___ Data to process
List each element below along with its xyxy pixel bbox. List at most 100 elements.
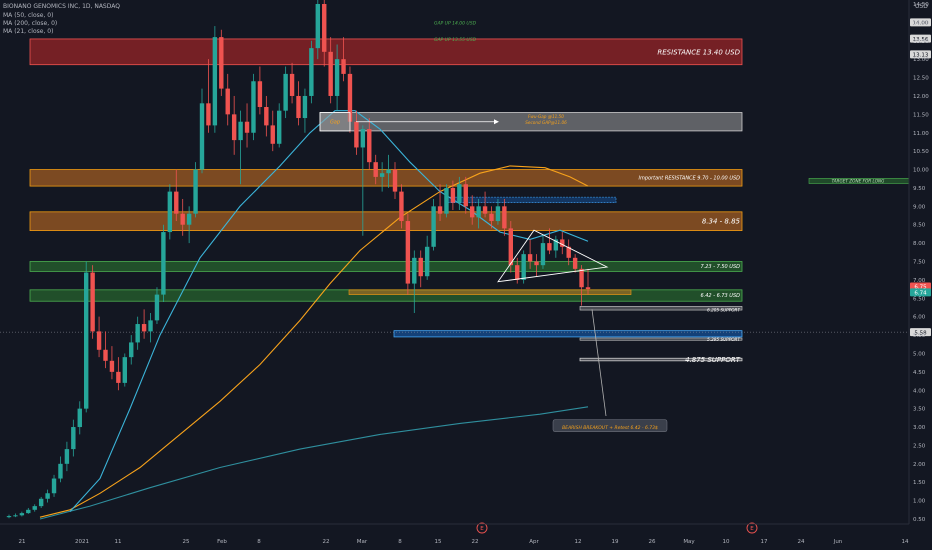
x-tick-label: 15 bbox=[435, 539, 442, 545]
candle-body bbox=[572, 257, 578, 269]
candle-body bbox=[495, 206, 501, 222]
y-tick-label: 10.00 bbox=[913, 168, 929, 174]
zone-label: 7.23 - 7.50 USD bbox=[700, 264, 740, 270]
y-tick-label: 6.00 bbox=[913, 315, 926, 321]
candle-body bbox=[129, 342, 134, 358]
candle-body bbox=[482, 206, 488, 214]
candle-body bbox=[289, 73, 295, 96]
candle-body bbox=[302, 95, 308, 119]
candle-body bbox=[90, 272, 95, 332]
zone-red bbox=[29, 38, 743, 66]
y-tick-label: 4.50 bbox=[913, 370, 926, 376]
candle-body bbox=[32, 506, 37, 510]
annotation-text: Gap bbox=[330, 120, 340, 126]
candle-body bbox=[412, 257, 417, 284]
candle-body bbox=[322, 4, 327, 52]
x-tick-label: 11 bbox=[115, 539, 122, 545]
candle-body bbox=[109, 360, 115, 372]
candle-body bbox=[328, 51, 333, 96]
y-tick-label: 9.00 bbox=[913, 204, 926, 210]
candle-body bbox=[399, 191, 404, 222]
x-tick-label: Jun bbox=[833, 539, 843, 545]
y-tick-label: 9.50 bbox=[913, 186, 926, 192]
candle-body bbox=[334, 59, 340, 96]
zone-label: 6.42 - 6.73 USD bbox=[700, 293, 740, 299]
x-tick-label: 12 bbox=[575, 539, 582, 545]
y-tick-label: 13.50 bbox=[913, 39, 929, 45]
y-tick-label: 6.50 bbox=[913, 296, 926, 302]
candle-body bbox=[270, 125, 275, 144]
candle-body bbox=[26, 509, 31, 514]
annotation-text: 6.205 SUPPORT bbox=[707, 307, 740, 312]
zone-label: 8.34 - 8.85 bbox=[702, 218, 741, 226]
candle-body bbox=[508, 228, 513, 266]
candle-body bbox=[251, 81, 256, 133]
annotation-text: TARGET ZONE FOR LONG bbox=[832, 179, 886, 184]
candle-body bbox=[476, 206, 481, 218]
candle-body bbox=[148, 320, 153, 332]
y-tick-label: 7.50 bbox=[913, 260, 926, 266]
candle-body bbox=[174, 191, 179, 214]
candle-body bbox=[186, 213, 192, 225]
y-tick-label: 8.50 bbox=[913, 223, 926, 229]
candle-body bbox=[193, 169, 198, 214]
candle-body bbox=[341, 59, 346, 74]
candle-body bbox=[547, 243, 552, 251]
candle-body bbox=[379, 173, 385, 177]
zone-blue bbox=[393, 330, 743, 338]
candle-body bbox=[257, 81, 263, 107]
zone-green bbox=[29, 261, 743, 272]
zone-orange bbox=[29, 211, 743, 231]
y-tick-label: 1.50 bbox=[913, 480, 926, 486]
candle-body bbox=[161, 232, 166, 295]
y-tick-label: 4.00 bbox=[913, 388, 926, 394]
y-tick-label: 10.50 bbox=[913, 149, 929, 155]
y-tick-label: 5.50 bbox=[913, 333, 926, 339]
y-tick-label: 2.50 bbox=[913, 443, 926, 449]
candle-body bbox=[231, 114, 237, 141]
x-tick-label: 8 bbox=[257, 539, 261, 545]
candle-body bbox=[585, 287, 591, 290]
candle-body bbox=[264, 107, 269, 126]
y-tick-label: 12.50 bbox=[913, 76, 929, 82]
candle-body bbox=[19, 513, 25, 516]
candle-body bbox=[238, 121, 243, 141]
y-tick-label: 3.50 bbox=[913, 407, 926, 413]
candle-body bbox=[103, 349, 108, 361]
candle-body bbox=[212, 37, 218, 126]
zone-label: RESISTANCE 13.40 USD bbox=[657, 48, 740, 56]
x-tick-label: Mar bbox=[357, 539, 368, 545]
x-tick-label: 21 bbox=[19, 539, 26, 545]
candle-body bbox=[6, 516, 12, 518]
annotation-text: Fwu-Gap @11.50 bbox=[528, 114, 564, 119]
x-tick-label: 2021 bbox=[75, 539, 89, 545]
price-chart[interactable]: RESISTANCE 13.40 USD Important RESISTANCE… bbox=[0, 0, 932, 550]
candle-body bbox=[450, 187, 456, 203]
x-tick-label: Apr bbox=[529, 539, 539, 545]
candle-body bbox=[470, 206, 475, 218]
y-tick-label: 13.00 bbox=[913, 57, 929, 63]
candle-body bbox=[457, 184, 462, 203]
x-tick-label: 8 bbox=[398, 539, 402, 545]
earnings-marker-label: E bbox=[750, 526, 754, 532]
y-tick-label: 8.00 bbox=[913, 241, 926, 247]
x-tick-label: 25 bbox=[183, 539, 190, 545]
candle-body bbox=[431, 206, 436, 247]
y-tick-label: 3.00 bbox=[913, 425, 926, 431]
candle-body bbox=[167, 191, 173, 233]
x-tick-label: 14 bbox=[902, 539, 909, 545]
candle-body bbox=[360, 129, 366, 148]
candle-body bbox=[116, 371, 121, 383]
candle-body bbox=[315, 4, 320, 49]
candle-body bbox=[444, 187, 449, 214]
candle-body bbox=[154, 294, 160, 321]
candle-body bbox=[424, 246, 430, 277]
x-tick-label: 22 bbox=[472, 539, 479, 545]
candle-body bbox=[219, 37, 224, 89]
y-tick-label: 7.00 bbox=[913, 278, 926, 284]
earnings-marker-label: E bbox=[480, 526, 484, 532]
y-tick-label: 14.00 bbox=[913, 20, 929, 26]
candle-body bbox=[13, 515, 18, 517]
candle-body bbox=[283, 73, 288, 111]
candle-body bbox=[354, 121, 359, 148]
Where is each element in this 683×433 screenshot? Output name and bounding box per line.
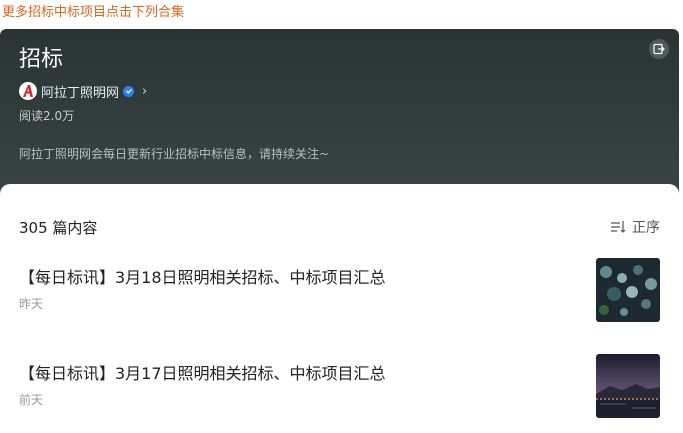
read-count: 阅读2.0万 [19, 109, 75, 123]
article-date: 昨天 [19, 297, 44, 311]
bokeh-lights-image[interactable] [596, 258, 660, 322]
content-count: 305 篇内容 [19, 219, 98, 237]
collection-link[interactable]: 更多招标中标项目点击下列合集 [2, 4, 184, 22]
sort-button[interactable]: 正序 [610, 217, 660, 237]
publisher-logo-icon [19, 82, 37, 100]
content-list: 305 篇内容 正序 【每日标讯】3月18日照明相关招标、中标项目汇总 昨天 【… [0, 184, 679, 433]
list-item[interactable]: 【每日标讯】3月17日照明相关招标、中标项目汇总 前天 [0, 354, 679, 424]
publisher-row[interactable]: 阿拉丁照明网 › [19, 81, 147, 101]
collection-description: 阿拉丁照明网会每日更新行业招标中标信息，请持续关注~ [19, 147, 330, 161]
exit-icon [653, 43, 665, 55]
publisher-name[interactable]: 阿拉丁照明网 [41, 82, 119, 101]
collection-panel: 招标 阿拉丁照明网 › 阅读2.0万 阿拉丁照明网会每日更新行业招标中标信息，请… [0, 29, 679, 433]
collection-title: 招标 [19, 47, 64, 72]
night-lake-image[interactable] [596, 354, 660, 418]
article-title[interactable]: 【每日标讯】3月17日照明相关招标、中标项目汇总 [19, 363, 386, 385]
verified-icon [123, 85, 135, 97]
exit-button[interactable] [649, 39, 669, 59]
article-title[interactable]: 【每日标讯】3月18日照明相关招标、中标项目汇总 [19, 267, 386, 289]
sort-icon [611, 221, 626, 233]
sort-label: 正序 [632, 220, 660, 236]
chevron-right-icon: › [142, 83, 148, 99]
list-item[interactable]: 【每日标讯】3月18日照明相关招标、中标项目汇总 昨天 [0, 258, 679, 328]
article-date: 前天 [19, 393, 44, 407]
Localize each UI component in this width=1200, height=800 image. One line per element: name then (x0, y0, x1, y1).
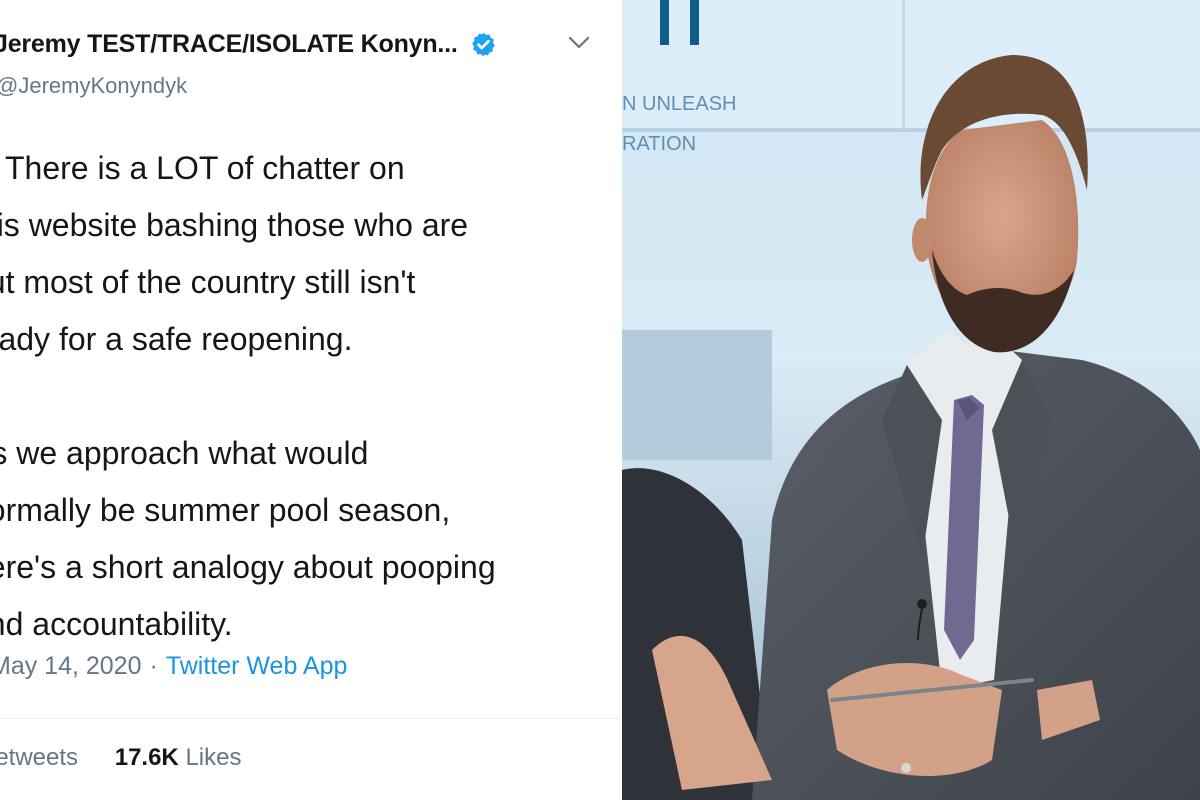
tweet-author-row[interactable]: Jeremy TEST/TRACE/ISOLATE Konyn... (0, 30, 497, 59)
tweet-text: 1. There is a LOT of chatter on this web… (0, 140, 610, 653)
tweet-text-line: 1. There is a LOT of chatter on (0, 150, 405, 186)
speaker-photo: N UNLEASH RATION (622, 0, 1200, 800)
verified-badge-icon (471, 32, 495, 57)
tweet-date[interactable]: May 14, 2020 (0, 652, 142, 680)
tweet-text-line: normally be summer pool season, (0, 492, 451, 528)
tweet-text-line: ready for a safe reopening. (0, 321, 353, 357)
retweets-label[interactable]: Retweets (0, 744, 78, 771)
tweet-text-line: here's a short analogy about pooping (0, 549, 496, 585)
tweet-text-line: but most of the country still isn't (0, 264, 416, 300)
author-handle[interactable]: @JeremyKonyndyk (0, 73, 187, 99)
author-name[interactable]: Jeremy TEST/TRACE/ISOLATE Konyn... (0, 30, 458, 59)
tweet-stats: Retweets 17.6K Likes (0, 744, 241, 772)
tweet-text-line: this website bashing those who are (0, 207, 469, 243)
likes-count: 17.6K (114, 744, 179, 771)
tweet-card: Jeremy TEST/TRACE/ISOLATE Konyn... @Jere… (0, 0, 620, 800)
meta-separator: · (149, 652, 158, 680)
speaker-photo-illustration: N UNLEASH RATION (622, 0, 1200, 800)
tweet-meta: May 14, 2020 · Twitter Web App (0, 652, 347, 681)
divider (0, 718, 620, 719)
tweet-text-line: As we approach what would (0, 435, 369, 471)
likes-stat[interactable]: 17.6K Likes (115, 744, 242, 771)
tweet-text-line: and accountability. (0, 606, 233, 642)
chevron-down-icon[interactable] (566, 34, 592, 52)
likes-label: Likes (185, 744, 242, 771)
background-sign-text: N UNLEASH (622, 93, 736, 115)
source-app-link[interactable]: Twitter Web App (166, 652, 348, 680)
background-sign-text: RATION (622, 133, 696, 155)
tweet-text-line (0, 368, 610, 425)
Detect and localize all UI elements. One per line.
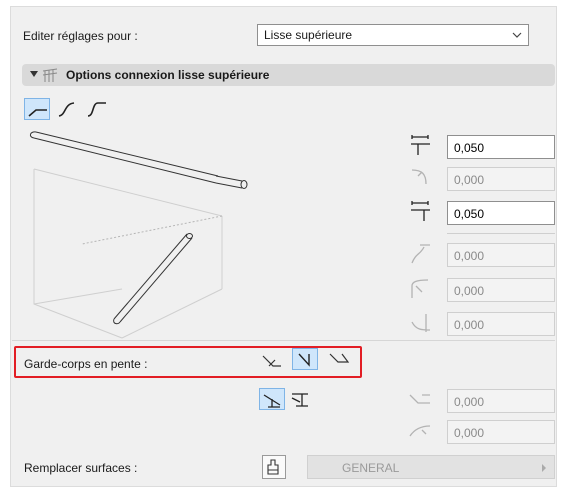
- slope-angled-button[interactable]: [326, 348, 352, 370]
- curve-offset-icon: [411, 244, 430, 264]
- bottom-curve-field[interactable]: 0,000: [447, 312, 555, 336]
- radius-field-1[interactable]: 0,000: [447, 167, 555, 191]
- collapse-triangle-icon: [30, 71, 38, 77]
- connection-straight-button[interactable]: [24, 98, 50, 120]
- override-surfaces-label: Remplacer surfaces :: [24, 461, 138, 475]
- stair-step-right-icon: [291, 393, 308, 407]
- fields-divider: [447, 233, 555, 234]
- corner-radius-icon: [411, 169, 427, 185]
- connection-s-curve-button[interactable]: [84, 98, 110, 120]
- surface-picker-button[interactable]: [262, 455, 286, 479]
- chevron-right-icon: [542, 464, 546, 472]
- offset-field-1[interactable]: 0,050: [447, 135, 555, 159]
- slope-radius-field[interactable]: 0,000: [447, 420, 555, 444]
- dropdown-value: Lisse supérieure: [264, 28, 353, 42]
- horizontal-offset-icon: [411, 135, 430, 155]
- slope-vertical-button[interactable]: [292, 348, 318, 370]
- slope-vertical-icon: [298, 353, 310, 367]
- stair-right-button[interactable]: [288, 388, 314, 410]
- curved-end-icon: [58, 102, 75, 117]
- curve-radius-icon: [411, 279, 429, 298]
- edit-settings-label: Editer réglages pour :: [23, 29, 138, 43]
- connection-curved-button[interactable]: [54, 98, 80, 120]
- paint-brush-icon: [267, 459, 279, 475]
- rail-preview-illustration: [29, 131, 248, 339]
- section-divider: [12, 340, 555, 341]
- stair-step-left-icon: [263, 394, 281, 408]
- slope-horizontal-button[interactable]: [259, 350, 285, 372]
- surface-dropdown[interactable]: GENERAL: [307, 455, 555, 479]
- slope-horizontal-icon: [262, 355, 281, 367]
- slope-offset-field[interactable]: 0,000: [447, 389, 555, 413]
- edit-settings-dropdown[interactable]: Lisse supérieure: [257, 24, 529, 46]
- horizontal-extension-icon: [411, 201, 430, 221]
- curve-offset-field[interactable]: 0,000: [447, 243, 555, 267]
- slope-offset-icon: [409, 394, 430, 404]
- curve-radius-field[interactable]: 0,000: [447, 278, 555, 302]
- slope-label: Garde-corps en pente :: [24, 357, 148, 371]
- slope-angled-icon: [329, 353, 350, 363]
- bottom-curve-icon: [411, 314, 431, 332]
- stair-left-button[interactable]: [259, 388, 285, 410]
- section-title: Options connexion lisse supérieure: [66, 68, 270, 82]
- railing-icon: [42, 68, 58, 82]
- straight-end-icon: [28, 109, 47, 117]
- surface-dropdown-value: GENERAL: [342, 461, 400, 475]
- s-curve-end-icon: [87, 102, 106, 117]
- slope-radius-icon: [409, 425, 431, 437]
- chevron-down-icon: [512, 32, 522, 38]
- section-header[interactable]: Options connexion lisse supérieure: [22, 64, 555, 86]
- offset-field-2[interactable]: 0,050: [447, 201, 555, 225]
______
Set problem ::
Copy the listing starting at the line that contains "tweet-author-row[interactable]: Jeremy TEST/TRACE/ISOLATE" and stopping after the line that contains "tweet-card: Jeremy TEST/TRACE/ISOLATE", renaming "tweet-text-line" to "post-text-line" throughout and keeping everything else the same. Give only those lines.

Exercise solution ::
tweet-author-row[interactable]: Jeremy TEST/TRACE/ISOLATE Konyn... (0, 30, 497, 59)
tweet-text: 1. There is a LOT of chatter on this web… (0, 140, 610, 653)
post-text-line: 1. There is a LOT of chatter on (0, 150, 405, 186)
speaker-photo: N UNLEASH RATION (622, 0, 1200, 800)
verified-badge-icon (471, 32, 495, 57)
tweet-date[interactable]: May 14, 2020 (0, 652, 142, 680)
post-text-line: normally be summer pool season, (0, 492, 451, 528)
post-text-line: ready for a safe reopening. (0, 321, 353, 357)
retweets-label[interactable]: Retweets (0, 744, 78, 771)
post-text-line: here's a short analogy about pooping (0, 549, 496, 585)
post-text-line: but most of the country still isn't (0, 264, 416, 300)
author-handle[interactable]: @JeremyKonyndyk (0, 73, 187, 99)
author-name[interactable]: Jeremy TEST/TRACE/ISOLATE Konyn... (0, 30, 458, 59)
tweet-stats: Retweets 17.6K Likes (0, 744, 241, 772)
post-text-line: this website bashing those who are (0, 207, 469, 243)
likes-count: 17.6K (114, 744, 179, 771)
tweet-card: Jeremy TEST/TRACE/ISOLATE Konyn... @Jere… (0, 0, 620, 800)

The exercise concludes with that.